> SUPPLIED DATA
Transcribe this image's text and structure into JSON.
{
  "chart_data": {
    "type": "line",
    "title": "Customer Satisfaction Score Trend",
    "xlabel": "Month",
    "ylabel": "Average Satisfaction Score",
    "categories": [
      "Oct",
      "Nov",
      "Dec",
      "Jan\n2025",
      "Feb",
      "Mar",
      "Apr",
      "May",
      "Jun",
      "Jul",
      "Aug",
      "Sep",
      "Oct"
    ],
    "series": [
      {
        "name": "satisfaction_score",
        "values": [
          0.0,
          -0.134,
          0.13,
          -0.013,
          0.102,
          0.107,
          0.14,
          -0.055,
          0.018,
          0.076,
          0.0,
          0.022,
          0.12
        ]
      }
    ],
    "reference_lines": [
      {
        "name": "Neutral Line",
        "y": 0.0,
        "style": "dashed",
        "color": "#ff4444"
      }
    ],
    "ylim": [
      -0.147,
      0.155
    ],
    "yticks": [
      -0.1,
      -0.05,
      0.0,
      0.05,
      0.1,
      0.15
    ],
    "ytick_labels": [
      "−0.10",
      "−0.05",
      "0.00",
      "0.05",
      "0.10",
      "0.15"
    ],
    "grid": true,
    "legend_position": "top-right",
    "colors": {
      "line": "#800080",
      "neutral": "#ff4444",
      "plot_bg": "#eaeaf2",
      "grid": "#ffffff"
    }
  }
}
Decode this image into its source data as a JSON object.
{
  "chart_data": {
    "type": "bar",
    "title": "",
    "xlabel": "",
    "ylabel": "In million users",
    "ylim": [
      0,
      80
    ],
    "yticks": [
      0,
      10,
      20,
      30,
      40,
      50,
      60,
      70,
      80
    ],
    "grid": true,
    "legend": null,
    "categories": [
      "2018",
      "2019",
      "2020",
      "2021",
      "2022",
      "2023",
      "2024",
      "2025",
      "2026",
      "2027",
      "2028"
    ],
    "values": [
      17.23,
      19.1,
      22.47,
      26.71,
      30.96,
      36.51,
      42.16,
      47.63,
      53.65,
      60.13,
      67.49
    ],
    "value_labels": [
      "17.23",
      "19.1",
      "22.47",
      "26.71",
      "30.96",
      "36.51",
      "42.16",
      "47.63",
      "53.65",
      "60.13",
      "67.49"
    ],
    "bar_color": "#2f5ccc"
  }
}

> WRITTEN PROBLEM
Write out every entry again, keeping each line exactly the same.

> EXERCISE SOLUTION
Transcribe this image's text and structure into JSON.
{
  "chart_data": {
    "type": "line",
    "title": "Customer Satisfaction Score Trend",
    "xlabel": "Month",
    "ylabel": "Average Satisfaction Score",
    "categories": [
      "Oct",
      "Nov",
      "Dec",
      "Jan\n2025",
      "Feb",
      "Mar",
      "Apr",
      "May",
      "Jun",
      "Jul",
      "Aug",
      "Sep",
      "Oct"
    ],
    "series": [
      {
        "name": "satisfaction_score",
        "values": [
          0.0,
          -0.134,
          0.13,
          -0.013,
          0.102,
          0.107,
          0.14,
          -0.055,
          0.018,
          0.076,
          0.0,
          0.022,
          0.12
        ]
      }
    ],
    "reference_lines": [
      {
        "name": "Neutral Line",
        "y": 0.0,
        "style": "dashed",
        "color": "#ff4444"
      }
    ],
    "ylim": [
      -0.147,
      0.155
    ],
    "yticks": [
      -0.1,
      -0.05,
      0.0,
      0.05,
      0.1,
      0.15
    ],
    "ytick_labels": [
      "−0.10",
      "−0.05",
      "0.00",
      "0.05",
      "0.10",
      "0.15"
    ],
    "grid": true,
    "legend_position": "top-right",
    "colors": {
      "line": "#800080",
      "neutral": "#ff4444",
      "plot_bg": "#eaeaf2",
      "grid": "#ffffff"
    }
  }
}
Decode this image into its source data as a JSON object.
{
  "chart_data": {
    "type": "bar",
    "title": "",
    "xlabel": "",
    "ylabel": "In million users",
    "ylim": [
      0,
      80
    ],
    "yticks": [
      0,
      10,
      20,
      30,
      40,
      50,
      60,
      70,
      80
    ],
    "grid": true,
    "legend": null,
    "categories": [
      "2018",
      "2019",
      "2020",
      "2021",
      "2022",
      "2023",
      "2024",
      "2025",
      "2026",
      "2027",
      "2028"
    ],
    "values": [
      17.23,
      19.1,
      22.47,
      26.71,
      30.96,
      36.51,
      42.16,
      47.63,
      53.65,
      60.13,
      67.49
    ],
    "value_labels": [
      "17.23",
      "19.1",
      "22.47",
      "26.71",
      "30.96",
      "36.51",
      "42.16",
      "47.63",
      "53.65",
      "60.13",
      "67.49"
    ],
    "bar_color": "#2f5ccc"
  }
}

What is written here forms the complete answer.